[Begin]

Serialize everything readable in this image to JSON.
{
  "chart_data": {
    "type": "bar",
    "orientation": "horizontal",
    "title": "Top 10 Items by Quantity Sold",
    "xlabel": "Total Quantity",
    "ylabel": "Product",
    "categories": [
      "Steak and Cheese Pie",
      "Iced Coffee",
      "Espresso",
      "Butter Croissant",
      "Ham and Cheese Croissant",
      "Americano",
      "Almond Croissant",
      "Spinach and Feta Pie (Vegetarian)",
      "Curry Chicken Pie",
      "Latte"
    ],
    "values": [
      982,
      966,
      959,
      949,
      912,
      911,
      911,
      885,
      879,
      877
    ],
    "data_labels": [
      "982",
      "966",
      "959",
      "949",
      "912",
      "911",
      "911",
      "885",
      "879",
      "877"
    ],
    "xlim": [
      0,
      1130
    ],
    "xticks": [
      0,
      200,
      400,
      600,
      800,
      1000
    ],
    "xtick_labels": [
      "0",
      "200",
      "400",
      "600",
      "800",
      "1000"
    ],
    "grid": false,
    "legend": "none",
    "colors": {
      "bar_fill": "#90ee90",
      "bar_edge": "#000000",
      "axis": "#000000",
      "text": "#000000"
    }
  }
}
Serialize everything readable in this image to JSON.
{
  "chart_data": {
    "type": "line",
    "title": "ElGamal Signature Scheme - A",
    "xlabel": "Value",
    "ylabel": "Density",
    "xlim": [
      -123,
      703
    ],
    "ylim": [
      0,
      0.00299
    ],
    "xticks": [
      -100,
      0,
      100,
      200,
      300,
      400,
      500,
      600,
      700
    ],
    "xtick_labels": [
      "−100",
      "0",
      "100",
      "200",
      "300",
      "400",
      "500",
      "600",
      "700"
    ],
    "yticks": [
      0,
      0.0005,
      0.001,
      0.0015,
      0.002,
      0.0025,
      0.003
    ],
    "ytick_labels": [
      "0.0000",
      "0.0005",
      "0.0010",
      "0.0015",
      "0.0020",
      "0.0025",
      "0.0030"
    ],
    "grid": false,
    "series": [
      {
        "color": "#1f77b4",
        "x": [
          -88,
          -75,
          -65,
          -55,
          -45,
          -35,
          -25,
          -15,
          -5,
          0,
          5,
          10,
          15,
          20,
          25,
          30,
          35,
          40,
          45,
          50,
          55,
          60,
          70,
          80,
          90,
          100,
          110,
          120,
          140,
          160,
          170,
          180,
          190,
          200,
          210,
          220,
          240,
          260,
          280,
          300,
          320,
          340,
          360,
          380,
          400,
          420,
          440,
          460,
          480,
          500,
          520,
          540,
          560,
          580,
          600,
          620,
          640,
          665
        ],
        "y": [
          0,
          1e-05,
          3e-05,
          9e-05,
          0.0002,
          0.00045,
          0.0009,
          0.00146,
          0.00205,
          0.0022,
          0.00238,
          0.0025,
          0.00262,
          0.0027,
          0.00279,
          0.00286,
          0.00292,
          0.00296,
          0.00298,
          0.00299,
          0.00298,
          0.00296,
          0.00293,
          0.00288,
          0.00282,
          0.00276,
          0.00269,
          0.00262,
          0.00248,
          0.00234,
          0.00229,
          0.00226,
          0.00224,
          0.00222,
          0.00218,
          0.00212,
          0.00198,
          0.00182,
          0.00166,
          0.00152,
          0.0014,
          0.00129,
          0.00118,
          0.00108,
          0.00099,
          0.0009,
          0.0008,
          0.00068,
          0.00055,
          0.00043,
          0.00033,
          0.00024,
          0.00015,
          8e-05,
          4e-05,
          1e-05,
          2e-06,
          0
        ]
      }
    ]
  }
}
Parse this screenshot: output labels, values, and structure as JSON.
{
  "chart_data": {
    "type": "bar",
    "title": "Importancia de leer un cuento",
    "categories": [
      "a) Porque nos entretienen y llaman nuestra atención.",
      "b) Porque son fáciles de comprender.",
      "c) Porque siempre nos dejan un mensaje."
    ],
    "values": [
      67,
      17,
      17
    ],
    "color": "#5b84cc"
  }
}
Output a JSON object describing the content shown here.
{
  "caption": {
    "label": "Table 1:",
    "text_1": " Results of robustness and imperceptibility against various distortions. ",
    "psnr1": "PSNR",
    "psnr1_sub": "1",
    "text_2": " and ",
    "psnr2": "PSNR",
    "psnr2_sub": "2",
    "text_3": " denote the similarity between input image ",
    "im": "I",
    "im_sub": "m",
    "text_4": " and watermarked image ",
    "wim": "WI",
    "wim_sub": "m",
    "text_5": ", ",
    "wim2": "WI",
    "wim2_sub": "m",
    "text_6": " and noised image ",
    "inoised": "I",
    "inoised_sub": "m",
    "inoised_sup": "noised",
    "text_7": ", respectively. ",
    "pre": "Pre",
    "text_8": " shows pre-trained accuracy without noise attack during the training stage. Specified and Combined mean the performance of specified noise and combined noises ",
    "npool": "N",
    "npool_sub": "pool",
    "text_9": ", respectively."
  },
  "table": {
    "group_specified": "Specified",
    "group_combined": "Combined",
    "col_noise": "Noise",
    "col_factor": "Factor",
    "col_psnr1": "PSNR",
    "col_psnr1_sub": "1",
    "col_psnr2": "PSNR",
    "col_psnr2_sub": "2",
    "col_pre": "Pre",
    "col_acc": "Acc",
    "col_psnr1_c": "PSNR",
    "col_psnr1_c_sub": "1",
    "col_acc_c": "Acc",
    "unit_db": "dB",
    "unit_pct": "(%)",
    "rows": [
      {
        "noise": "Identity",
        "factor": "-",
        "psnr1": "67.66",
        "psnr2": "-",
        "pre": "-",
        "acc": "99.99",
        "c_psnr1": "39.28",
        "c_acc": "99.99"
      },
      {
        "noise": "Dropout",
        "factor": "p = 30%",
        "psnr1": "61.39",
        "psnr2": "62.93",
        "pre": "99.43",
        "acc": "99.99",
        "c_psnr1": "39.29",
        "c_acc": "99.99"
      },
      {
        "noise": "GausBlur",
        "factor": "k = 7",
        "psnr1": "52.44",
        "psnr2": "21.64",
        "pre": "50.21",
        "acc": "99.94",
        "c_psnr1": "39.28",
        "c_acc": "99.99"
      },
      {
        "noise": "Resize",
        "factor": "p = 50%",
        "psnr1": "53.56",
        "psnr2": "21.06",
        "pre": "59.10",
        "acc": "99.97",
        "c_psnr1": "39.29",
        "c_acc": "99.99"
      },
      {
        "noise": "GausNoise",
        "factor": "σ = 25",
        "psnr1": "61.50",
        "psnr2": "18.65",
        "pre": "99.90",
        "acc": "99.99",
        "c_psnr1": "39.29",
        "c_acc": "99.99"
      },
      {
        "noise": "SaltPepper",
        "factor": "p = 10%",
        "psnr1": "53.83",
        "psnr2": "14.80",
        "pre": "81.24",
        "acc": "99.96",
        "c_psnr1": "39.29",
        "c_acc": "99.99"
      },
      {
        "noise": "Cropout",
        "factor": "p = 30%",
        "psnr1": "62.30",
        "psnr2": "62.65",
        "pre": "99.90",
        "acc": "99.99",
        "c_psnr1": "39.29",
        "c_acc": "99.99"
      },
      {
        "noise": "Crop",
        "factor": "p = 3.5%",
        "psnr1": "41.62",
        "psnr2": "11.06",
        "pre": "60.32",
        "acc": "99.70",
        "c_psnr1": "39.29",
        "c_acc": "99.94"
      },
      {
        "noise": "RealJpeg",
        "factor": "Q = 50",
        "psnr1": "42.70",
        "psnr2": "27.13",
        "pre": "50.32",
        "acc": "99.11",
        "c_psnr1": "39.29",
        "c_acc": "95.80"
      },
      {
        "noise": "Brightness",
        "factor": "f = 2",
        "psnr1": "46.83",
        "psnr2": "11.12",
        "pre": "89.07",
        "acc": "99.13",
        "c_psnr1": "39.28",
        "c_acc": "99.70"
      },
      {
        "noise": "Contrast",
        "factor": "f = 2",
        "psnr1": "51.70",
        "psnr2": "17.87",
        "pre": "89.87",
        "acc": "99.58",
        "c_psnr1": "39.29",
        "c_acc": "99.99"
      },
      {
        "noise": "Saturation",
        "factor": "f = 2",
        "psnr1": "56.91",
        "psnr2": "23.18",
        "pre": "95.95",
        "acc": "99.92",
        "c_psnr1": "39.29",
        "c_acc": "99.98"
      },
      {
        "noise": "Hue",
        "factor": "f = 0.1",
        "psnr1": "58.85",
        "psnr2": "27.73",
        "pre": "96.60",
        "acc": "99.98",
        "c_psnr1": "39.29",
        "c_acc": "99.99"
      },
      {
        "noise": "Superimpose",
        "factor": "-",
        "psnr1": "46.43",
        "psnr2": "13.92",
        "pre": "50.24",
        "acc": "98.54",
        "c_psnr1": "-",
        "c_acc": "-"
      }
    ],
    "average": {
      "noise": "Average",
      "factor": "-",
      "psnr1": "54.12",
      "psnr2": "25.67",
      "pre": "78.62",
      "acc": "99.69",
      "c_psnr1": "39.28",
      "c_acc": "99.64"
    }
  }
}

[End]

● **STATED GOAL**:
Every line in the data above that contains "Porque" needs to be copied.

● **REPLY**:
      "a) Porque nos entretienen y llaman nuestra atención.",
      "b) Porque son fáciles de comprender.",
      "c) Porque siempre nos dejan un mensaje."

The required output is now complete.